*What you will do*. Scan the material for the word "factory", and copy each line where it shows up.

*Source material*.
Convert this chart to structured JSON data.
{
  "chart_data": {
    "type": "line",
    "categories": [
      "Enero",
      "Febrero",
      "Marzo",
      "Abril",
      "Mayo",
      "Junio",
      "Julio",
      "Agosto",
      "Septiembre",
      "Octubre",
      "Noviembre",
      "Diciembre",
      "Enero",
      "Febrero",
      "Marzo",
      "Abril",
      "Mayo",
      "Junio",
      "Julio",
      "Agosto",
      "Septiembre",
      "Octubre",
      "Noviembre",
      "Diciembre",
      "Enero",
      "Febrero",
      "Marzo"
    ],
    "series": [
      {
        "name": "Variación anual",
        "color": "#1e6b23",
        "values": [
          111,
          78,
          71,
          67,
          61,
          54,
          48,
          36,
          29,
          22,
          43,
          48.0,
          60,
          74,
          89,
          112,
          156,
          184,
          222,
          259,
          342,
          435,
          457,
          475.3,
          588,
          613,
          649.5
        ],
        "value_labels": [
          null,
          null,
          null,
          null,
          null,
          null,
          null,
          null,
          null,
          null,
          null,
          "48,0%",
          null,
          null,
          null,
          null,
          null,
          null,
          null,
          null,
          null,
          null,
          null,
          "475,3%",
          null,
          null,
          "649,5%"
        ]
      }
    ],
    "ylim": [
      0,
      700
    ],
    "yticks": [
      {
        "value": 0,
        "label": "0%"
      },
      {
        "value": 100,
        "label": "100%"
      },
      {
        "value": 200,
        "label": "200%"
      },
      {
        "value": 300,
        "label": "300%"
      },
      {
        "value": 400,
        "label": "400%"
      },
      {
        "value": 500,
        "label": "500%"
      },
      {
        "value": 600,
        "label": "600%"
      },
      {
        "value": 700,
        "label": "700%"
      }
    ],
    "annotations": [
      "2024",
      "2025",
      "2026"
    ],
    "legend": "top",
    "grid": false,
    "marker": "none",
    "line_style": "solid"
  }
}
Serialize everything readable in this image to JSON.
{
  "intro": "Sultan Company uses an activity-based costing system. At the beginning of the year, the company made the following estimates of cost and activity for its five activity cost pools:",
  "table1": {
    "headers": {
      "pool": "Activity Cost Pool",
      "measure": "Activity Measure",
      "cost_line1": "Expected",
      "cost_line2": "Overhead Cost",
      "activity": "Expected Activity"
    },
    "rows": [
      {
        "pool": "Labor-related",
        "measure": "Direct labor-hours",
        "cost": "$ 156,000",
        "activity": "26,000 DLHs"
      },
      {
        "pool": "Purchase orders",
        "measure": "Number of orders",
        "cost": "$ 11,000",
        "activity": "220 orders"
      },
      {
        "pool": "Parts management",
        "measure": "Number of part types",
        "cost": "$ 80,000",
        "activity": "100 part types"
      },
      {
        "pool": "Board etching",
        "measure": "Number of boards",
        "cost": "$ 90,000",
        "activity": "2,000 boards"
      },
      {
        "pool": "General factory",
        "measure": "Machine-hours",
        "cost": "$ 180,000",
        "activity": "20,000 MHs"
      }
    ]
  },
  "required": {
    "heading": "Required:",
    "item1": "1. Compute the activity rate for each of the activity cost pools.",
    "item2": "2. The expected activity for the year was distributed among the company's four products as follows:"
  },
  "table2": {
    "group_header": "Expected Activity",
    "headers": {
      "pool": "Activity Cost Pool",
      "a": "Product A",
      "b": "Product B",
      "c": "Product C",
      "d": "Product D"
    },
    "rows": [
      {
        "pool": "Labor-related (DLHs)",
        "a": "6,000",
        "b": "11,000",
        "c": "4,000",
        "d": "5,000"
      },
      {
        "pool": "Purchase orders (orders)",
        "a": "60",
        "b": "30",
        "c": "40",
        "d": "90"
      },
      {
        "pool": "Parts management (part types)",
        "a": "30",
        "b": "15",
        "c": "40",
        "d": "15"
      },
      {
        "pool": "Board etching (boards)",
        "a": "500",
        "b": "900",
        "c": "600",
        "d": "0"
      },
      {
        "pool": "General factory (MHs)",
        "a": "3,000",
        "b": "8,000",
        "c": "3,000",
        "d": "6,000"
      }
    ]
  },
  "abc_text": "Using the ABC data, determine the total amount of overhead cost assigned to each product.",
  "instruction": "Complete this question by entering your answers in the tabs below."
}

*Exercise answer*.
        "pool": "General factory",
        "pool": "General factory (MHs)",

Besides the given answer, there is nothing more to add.